[Start]

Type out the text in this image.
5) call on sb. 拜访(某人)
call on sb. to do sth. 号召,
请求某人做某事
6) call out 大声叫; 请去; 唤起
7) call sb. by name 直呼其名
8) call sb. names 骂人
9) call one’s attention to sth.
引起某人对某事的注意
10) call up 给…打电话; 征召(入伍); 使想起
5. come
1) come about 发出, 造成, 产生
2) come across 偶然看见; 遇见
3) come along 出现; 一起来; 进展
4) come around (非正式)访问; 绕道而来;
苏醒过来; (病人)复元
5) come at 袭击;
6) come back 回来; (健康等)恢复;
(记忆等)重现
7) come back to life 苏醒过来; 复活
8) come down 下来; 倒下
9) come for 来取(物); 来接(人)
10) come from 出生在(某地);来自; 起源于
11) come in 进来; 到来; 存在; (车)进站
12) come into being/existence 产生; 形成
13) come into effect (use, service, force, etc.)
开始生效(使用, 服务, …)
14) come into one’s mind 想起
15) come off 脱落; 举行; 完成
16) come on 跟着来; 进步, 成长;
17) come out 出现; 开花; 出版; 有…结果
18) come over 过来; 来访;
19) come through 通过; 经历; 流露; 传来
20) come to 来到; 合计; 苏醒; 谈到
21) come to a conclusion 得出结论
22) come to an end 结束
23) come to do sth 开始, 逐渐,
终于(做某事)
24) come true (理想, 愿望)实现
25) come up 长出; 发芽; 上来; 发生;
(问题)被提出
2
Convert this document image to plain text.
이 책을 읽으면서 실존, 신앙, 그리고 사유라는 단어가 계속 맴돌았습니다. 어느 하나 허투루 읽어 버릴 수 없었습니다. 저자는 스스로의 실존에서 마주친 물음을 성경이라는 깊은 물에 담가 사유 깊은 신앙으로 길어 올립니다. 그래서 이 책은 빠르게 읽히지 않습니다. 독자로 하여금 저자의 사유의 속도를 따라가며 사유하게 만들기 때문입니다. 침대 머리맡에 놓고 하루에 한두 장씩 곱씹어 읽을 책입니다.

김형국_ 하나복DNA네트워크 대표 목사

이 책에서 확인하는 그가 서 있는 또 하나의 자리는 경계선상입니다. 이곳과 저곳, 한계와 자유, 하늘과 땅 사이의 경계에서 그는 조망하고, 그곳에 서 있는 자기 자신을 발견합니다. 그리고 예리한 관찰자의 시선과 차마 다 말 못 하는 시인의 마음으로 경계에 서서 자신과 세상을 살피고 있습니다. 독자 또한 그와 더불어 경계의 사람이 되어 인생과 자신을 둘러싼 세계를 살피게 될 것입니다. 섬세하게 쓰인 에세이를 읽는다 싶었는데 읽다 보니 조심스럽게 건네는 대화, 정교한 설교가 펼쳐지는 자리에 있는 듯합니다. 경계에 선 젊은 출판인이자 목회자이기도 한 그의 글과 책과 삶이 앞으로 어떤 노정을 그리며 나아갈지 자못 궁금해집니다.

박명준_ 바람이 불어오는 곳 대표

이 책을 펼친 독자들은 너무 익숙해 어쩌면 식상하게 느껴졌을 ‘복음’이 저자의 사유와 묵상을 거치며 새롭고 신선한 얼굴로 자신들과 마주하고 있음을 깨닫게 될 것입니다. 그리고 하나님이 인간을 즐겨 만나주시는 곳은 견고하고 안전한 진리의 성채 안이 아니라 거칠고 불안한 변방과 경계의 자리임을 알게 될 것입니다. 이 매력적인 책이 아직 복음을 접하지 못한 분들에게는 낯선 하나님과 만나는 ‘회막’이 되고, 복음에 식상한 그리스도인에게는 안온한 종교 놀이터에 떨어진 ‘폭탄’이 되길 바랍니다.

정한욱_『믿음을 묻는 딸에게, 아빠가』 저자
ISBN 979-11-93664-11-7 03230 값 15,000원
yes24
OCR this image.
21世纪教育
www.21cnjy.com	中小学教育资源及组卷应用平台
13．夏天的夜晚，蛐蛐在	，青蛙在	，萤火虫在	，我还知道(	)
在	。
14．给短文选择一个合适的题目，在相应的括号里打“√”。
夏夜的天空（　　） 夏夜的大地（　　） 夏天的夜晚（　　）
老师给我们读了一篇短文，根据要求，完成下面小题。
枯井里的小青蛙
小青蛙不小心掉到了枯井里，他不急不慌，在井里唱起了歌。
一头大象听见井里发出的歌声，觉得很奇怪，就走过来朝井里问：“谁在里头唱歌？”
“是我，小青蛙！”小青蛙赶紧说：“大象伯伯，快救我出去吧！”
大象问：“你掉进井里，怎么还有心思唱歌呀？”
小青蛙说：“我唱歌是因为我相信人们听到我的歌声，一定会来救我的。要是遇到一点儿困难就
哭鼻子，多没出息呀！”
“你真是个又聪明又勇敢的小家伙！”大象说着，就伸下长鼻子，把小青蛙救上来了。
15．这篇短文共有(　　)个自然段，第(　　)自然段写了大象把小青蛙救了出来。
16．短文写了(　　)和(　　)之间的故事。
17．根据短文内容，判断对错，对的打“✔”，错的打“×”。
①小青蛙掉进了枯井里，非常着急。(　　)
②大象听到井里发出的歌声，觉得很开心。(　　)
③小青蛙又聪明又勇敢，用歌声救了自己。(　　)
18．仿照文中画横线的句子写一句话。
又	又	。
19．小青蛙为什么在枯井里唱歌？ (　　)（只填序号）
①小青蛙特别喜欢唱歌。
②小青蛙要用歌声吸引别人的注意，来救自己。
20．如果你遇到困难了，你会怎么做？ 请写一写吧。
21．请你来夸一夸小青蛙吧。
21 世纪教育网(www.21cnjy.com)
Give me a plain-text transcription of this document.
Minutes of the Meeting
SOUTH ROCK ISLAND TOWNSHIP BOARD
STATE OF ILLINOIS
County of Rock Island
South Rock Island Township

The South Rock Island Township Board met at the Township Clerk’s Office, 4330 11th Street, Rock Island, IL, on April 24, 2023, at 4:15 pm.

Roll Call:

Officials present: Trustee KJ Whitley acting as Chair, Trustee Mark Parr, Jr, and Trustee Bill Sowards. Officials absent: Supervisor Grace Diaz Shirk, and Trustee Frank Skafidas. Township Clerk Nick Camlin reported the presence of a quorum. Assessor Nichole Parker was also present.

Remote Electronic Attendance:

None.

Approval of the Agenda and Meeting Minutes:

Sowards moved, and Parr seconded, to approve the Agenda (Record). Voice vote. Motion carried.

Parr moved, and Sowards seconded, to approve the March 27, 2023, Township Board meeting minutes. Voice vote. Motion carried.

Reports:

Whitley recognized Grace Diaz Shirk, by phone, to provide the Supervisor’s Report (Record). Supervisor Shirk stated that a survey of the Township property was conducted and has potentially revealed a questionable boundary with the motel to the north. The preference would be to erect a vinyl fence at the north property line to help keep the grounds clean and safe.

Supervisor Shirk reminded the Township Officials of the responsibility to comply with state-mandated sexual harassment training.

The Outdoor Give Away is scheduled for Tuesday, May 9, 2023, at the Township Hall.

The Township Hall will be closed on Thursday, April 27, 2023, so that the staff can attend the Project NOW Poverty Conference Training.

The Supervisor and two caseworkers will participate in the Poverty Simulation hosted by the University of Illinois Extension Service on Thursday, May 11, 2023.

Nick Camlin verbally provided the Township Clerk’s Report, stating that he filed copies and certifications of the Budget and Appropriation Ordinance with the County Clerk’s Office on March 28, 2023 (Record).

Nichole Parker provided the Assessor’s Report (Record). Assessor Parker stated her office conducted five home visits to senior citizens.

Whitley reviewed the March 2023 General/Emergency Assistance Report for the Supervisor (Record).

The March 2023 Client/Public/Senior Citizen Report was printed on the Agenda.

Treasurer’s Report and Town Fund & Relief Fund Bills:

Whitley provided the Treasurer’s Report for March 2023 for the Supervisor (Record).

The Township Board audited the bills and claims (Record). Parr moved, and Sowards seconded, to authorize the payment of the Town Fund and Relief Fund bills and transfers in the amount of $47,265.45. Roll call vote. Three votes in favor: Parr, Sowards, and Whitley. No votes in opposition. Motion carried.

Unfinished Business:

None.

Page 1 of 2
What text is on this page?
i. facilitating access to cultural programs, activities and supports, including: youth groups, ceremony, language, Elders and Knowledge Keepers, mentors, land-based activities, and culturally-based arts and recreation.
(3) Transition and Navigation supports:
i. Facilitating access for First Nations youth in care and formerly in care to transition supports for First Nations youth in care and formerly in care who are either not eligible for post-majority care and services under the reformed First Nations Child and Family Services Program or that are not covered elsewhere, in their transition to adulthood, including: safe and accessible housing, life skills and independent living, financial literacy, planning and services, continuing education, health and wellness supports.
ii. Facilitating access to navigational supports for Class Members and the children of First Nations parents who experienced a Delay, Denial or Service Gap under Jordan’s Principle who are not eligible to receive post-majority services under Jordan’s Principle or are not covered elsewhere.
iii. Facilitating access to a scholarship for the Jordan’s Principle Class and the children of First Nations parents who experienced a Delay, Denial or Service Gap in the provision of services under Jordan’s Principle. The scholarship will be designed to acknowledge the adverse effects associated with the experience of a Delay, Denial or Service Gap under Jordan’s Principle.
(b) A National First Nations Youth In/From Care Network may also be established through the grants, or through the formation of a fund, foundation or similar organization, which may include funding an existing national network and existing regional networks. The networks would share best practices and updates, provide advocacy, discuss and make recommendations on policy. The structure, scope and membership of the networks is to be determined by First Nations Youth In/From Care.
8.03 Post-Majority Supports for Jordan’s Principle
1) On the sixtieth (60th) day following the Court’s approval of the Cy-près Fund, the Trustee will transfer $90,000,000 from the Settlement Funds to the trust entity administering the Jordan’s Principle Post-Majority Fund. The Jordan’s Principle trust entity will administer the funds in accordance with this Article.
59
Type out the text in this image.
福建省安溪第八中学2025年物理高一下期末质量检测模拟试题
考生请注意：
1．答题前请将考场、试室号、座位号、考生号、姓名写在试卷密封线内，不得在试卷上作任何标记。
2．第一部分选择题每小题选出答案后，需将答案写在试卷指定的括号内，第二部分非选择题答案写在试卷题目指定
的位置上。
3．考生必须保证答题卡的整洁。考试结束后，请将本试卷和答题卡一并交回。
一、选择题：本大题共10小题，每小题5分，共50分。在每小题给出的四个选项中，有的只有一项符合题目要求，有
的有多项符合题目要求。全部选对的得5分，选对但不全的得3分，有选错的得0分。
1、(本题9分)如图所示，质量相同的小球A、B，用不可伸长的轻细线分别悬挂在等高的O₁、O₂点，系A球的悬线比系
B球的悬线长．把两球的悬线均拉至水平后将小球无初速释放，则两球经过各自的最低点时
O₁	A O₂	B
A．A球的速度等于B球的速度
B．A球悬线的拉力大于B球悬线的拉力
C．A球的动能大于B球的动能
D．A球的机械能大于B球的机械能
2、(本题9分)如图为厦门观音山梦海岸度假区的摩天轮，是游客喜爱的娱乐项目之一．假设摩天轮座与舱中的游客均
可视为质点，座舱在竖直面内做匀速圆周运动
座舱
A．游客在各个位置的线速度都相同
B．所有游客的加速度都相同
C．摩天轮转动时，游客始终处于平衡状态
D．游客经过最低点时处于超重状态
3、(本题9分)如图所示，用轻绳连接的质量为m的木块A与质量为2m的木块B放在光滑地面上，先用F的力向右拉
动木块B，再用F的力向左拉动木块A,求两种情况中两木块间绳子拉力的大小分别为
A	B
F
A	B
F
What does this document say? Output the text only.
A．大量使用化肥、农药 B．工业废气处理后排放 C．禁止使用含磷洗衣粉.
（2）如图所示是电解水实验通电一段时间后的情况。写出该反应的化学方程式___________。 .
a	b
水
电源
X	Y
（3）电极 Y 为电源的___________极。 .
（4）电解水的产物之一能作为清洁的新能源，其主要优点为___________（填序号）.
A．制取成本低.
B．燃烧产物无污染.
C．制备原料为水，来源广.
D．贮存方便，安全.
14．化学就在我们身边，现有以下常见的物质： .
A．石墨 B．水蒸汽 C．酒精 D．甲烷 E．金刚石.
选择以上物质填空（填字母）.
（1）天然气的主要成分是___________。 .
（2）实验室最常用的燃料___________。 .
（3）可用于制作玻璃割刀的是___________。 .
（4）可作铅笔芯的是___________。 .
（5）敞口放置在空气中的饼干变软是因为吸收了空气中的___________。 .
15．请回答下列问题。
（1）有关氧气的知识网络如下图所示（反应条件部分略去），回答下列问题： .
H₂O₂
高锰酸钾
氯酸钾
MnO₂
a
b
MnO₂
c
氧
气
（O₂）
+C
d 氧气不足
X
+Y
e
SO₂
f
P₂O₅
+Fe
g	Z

[End]

AIM OF THE TASK: Copy out all lines where the word "Poverty" appears.

SOLUTION TO THIS PROBLEM:
The Township Hall will be closed on Thursday, April 27, 2023, so that the staff can attend the Project NOW Poverty Conference Training.
The Supervisor and two caseworkers will participate in the Poverty Simulation hosted by the University of Illinois Extension Service on Thursday, May 11, 2023.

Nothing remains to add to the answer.